• **DATA FOR THIS EXERCISE**
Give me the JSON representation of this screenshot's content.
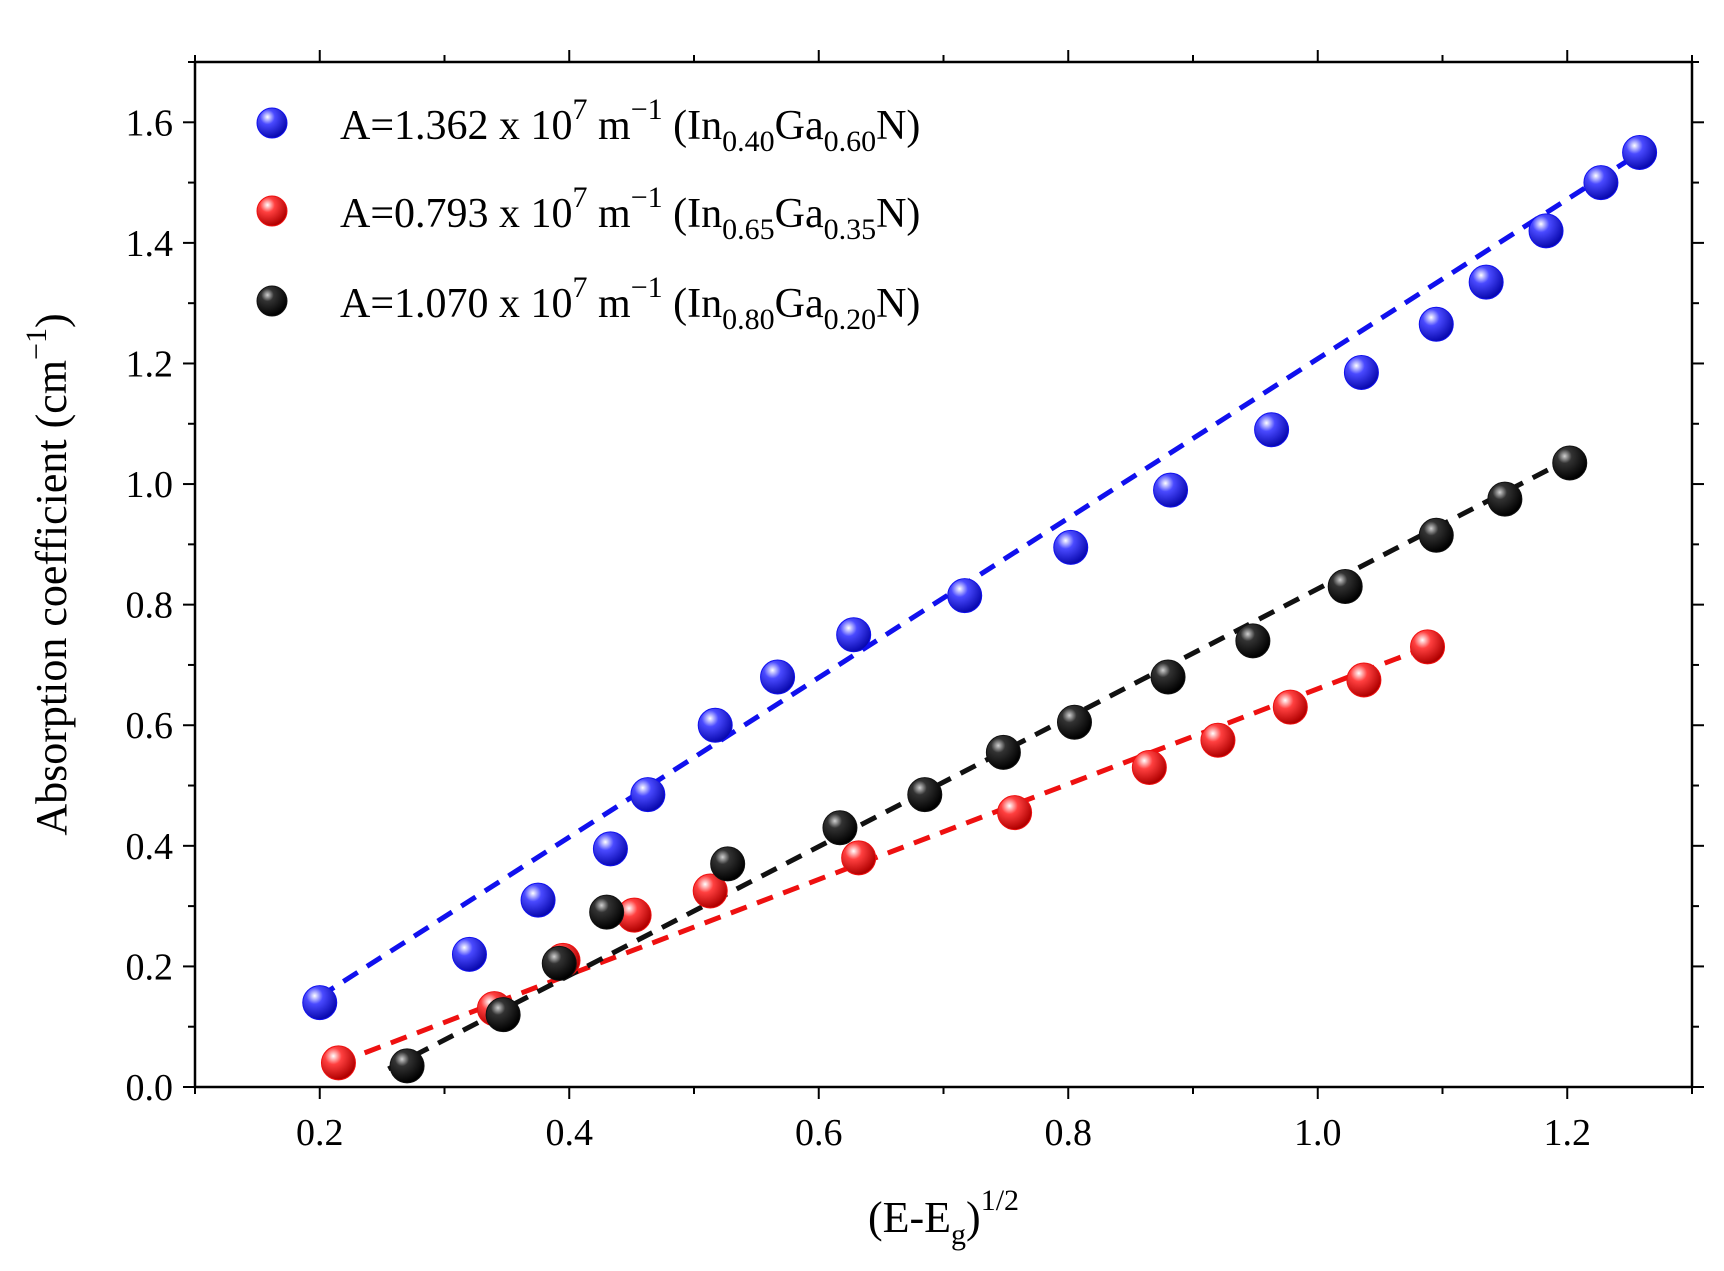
{
  "chart_data": {
    "type": "scatter",
    "xlabel": {
      "main": "(E-E",
      "sub": "g",
      "close": ")",
      "sup": "1/2"
    },
    "ylabel": {
      "main": "Absorption coefficient (cm",
      "sup": "−1",
      "close": ")"
    },
    "xlim": [
      0.1,
      1.3
    ],
    "ylim": [
      0.0,
      1.7
    ],
    "xticks": [
      0.2,
      0.4,
      0.6,
      0.8,
      1.0,
      1.2
    ],
    "xtick_labels": [
      "0.2",
      "0.4",
      "0.6",
      "0.8",
      "1.0",
      "1.2"
    ],
    "yticks": [
      0.0,
      0.2,
      0.4,
      0.6,
      0.8,
      1.0,
      1.2,
      1.4,
      1.6
    ],
    "ytick_labels": [
      "0.0",
      "0.2",
      "0.4",
      "0.6",
      "0.8",
      "1.0",
      "1.2",
      "1.4",
      "1.6"
    ],
    "legend_position": "top-left",
    "series": [
      {
        "name": "In0.40Ga0.60N",
        "color": "#1010ee",
        "legend": {
          "prefix": "A=1.362 x 10",
          "exp": "7",
          "mid": " m",
          "mexp": "−1",
          "open": " (In",
          "s1": "0.40",
          "ga": "Ga",
          "s2": "0.60",
          "end": "N)"
        },
        "x": [
          0.2,
          0.32,
          0.375,
          0.433,
          0.463,
          0.517,
          0.567,
          0.628,
          0.717,
          0.802,
          0.882,
          0.963,
          1.035,
          1.095,
          1.135,
          1.183,
          1.227,
          1.258
        ],
        "y": [
          0.14,
          0.22,
          0.31,
          0.395,
          0.485,
          0.6,
          0.68,
          0.75,
          0.815,
          0.895,
          0.99,
          1.09,
          1.185,
          1.265,
          1.335,
          1.42,
          1.5,
          1.55
        ],
        "fit": {
          "x": [
            0.2,
            1.255
          ],
          "y": [
            0.15,
            1.545
          ]
        }
      },
      {
        "name": "In0.65Ga0.35N",
        "color": "#ee1010",
        "legend": {
          "prefix": "A=0.793 x 10",
          "exp": "7",
          "mid": " m",
          "mexp": "−1",
          "open": " (In",
          "s1": "0.65",
          "ga": "Ga",
          "s2": "0.35",
          "end": "N)"
        },
        "x": [
          0.215,
          0.34,
          0.395,
          0.452,
          0.513,
          0.632,
          0.757,
          0.865,
          0.92,
          0.978,
          1.037,
          1.088
        ],
        "y": [
          0.04,
          0.13,
          0.21,
          0.285,
          0.325,
          0.38,
          0.455,
          0.53,
          0.575,
          0.63,
          0.675,
          0.73
        ],
        "fit": {
          "x": [
            0.215,
            1.088
          ],
          "y": [
            0.04,
            0.73
          ]
        }
      },
      {
        "name": "In0.80Ga0.20N",
        "color": "#111111",
        "legend": {
          "prefix": "A=1.070 x 10",
          "exp": "7",
          "mid": " m",
          "mexp": "−1",
          "open": " (In",
          "s1": "0.80",
          "ga": "Ga",
          "s2": "0.20",
          "end": "N)"
        },
        "x": [
          0.27,
          0.347,
          0.392,
          0.43,
          0.527,
          0.617,
          0.685,
          0.748,
          0.805,
          0.88,
          0.948,
          1.022,
          1.095,
          1.15,
          1.202
        ],
        "y": [
          0.035,
          0.12,
          0.205,
          0.29,
          0.37,
          0.43,
          0.485,
          0.555,
          0.605,
          0.68,
          0.74,
          0.83,
          0.915,
          0.975,
          1.035
        ],
        "fit": {
          "x": [
            0.255,
            1.2
          ],
          "y": [
            0.03,
            1.04
          ]
        }
      }
    ]
  }
}
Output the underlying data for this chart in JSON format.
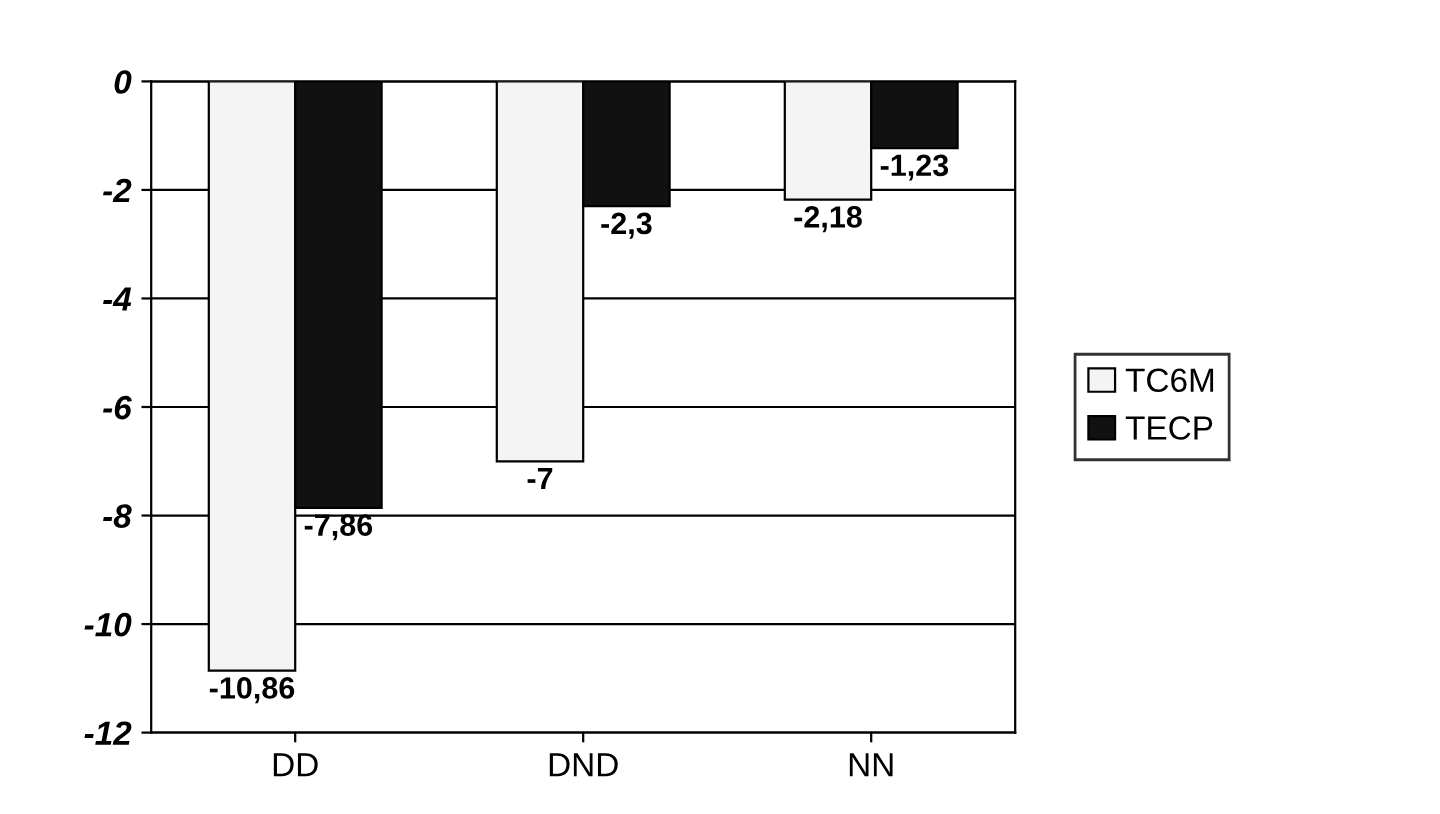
{
  "chart_data": {
    "type": "bar",
    "categories": [
      "DD",
      "DND",
      "NN"
    ],
    "series": [
      {
        "name": "TC6M",
        "color": "#f4f4f4",
        "values": [
          -10.86,
          -7,
          -2.18
        ],
        "value_labels": [
          "-10,86",
          "-7",
          "-2,18"
        ]
      },
      {
        "name": "TECP",
        "color": "#111111",
        "values": [
          -7.86,
          -2.3,
          -1.23
        ],
        "value_labels": [
          "-7,86",
          "-2,3",
          "-1,23"
        ]
      }
    ],
    "ylim": [
      -12,
      0
    ],
    "yticks": [
      0,
      -2,
      -4,
      -6,
      -8,
      -10,
      -12
    ],
    "grid": "y",
    "legend": "right"
  }
}
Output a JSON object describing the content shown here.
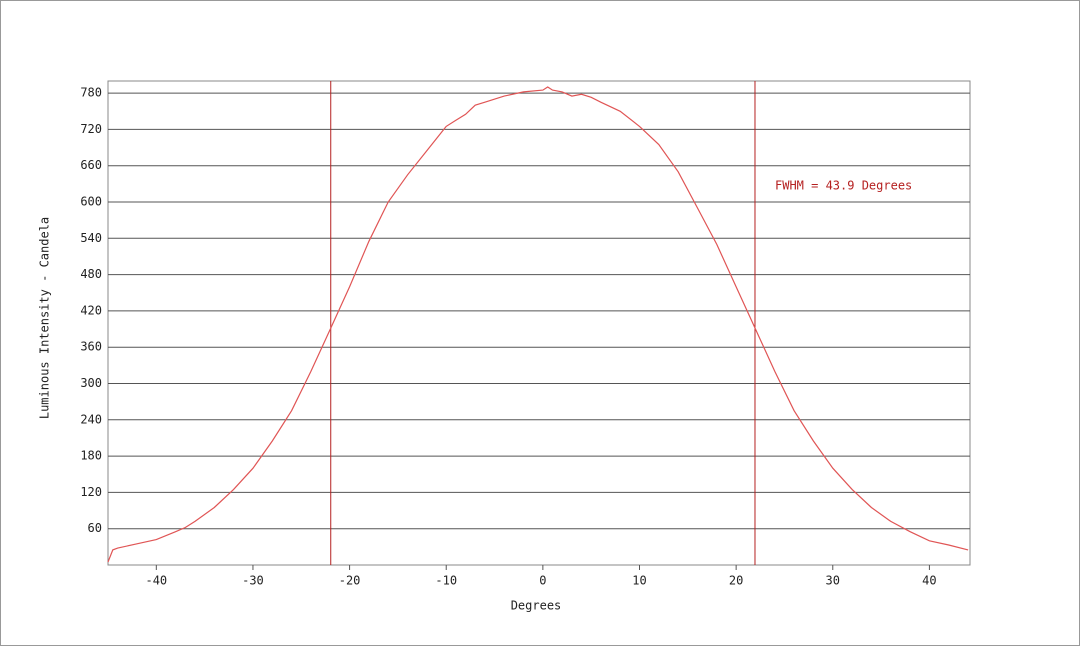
{
  "chart_data": {
    "type": "line",
    "x_label": "Degrees",
    "y_label": "Luminous Intensity - Candela",
    "annotation": "FWHM = 43.9 Degrees",
    "x": [
      -45,
      -44.5,
      -44,
      -42,
      -40,
      -38,
      -37,
      -36,
      -34,
      -32,
      -30,
      -28,
      -26,
      -24,
      -22,
      -20,
      -18,
      -16,
      -14,
      -12,
      -10,
      -9,
      -8,
      -7,
      -6,
      -4,
      -2,
      0,
      0.5,
      1,
      2,
      3,
      4,
      5,
      6,
      8,
      10,
      12,
      14,
      16,
      18,
      20,
      22,
      24,
      26,
      28,
      30,
      32,
      34,
      36,
      38,
      40,
      42,
      44
    ],
    "values": [
      5,
      25,
      28,
      35,
      42,
      55,
      62,
      72,
      95,
      125,
      160,
      205,
      255,
      320,
      390,
      460,
      535,
      600,
      645,
      685,
      725,
      735,
      745,
      760,
      765,
      775,
      782,
      785,
      790,
      785,
      782,
      775,
      778,
      773,
      765,
      750,
      725,
      695,
      650,
      590,
      530,
      460,
      390,
      320,
      255,
      205,
      160,
      125,
      95,
      72,
      55,
      40,
      33,
      25
    ],
    "color": "#e05555",
    "marker_lines": [
      -21.95,
      21.95
    ],
    "marker_color": "#b52020",
    "xlim": [
      -45,
      44.2
    ],
    "ylim": [
      0,
      800
    ],
    "xticks": [
      -40,
      -30,
      -20,
      -10,
      0,
      10,
      20,
      30,
      40
    ],
    "yticks": [
      60,
      120,
      180,
      240,
      300,
      360,
      420,
      480,
      540,
      600,
      660,
      720,
      780
    ],
    "grid": true
  }
}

• **SET TASK**
Copy the whole of the material above exactly, but not its images.

• **COMPLETE ANSWER**
Give me the JSON representation of this screenshot's content.
{
  "chart_data": {
    "type": "scatter",
    "xlabel": {
      "main": "(E-E",
      "sub": "g",
      "close": ")",
      "sup": "1/2"
    },
    "ylabel": {
      "main": "Absorption coefficient (cm",
      "sup": "−1",
      "close": ")"
    },
    "xlim": [
      0.1,
      1.3
    ],
    "ylim": [
      0.0,
      1.7
    ],
    "xticks": [
      0.2,
      0.4,
      0.6,
      0.8,
      1.0,
      1.2
    ],
    "xtick_labels": [
      "0.2",
      "0.4",
      "0.6",
      "0.8",
      "1.0",
      "1.2"
    ],
    "yticks": [
      0.0,
      0.2,
      0.4,
      0.6,
      0.8,
      1.0,
      1.2,
      1.4,
      1.6
    ],
    "ytick_labels": [
      "0.0",
      "0.2",
      "0.4",
      "0.6",
      "0.8",
      "1.0",
      "1.2",
      "1.4",
      "1.6"
    ],
    "legend_position": "top-left",
    "series": [
      {
        "name": "In0.40Ga0.60N",
        "color": "#1010ee",
        "legend": {
          "prefix": "A=1.362 x 10",
          "exp": "7",
          "mid": " m",
          "mexp": "−1",
          "open": " (In",
          "s1": "0.40",
          "ga": "Ga",
          "s2": "0.60",
          "end": "N)"
        },
        "x": [
          0.2,
          0.32,
          0.375,
          0.433,
          0.463,
          0.517,
          0.567,
          0.628,
          0.717,
          0.802,
          0.882,
          0.963,
          1.035,
          1.095,
          1.135,
          1.183,
          1.227,
          1.258
        ],
        "y": [
          0.14,
          0.22,
          0.31,
          0.395,
          0.485,
          0.6,
          0.68,
          0.75,
          0.815,
          0.895,
          0.99,
          1.09,
          1.185,
          1.265,
          1.335,
          1.42,
          1.5,
          1.55
        ],
        "fit": {
          "x": [
            0.2,
            1.255
          ],
          "y": [
            0.15,
            1.545
          ]
        }
      },
      {
        "name": "In0.65Ga0.35N",
        "color": "#ee1010",
        "legend": {
          "prefix": "A=0.793 x 10",
          "exp": "7",
          "mid": " m",
          "mexp": "−1",
          "open": " (In",
          "s1": "0.65",
          "ga": "Ga",
          "s2": "0.35",
          "end": "N)"
        },
        "x": [
          0.215,
          0.34,
          0.395,
          0.452,
          0.513,
          0.632,
          0.757,
          0.865,
          0.92,
          0.978,
          1.037,
          1.088
        ],
        "y": [
          0.04,
          0.13,
          0.21,
          0.285,
          0.325,
          0.38,
          0.455,
          0.53,
          0.575,
          0.63,
          0.675,
          0.73
        ],
        "fit": {
          "x": [
            0.215,
            1.088
          ],
          "y": [
            0.04,
            0.73
          ]
        }
      },
      {
        "name": "In0.80Ga0.20N",
        "color": "#111111",
        "legend": {
          "prefix": "A=1.070 x 10",
          "exp": "7",
          "mid": " m",
          "mexp": "−1",
          "open": " (In",
          "s1": "0.80",
          "ga": "Ga",
          "s2": "0.20",
          "end": "N)"
        },
        "x": [
          0.27,
          0.347,
          0.392,
          0.43,
          0.527,
          0.617,
          0.685,
          0.748,
          0.805,
          0.88,
          0.948,
          1.022,
          1.095,
          1.15,
          1.202
        ],
        "y": [
          0.035,
          0.12,
          0.205,
          0.29,
          0.37,
          0.43,
          0.485,
          0.555,
          0.605,
          0.68,
          0.74,
          0.83,
          0.915,
          0.975,
          1.035
        ],
        "fit": {
          "x": [
            0.255,
            1.2
          ],
          "y": [
            0.03,
            1.04
          ]
        }
      }
    ]
  }
}
Output the underlying data for this chart in JSON format.
{
  "chart_data": {
    "type": "bar",
    "categories": [
      "DD",
      "DND",
      "NN"
    ],
    "series": [
      {
        "name": "TC6M",
        "color": "#f4f4f4",
        "values": [
          -10.86,
          -7,
          -2.18
        ],
        "value_labels": [
          "-10,86",
          "-7",
          "-2,18"
        ]
      },
      {
        "name": "TECP",
        "color": "#111111",
        "values": [
          -7.86,
          -2.3,
          -1.23
        ],
        "value_labels": [
          "-7,86",
          "-2,3",
          "-1,23"
        ]
      }
    ],
    "ylim": [
      -12,
      0
    ],
    "yticks": [
      0,
      -2,
      -4,
      -6,
      -8,
      -10,
      -12
    ],
    "grid": "y",
    "legend": "right"
  }
}
Output a JSON object describing the content shown here.
{
  "chart_data": {
    "type": "line",
    "x_label": "Degrees",
    "y_label": "Luminous Intensity - Candela",
    "annotation": "FWHM = 43.9 Degrees",
    "x": [
      -45,
      -44.5,
      -44,
      -42,
      -40,
      -38,
      -37,
      -36,
      -34,
      -32,
      -30,
      -28,
      -26,
      -24,
      -22,
      -20,
      -18,
      -16,
      -14,
      -12,
      -10,
      -9,
      -8,
      -7,
      -6,
      -4,
      -2,
      0,
      0.5,
      1,
      2,
      3,
      4,
      5,
      6,
      8,
      10,
      12,
      14,
      16,
      18,
      20,
      22,
      24,
      26,
      28,
      30,
      32,
      34,
      36,
      38,
      40,
      42,
      44
    ],
    "values": [
      5,
      25,
      28,
      35,
      42,
      55,
      62,
      72,
      95,
      125,
      160,
      205,
      255,
      320,
      390,
      460,
      535,
      600,
      645,
      685,
      725,
      735,
      745,
      760,
      765,
      775,
      782,
      785,
      790,
      785,
      782,
      775,
      778,
      773,
      765,
      750,
      725,
      695,
      650,
      590,
      530,
      460,
      390,
      320,
      255,
      205,
      160,
      125,
      95,
      72,
      55,
      40,
      33,
      25
    ],
    "color": "#e05555",
    "marker_lines": [
      -21.95,
      21.95
    ],
    "marker_color": "#b52020",
    "xlim": [
      -45,
      44.2
    ],
    "ylim": [
      0,
      800
    ],
    "xticks": [
      -40,
      -30,
      -20,
      -10,
      0,
      10,
      20,
      30,
      40
    ],
    "yticks": [
      60,
      120,
      180,
      240,
      300,
      360,
      420,
      480,
      540,
      600,
      660,
      720,
      780
    ],
    "grid": true
  }
}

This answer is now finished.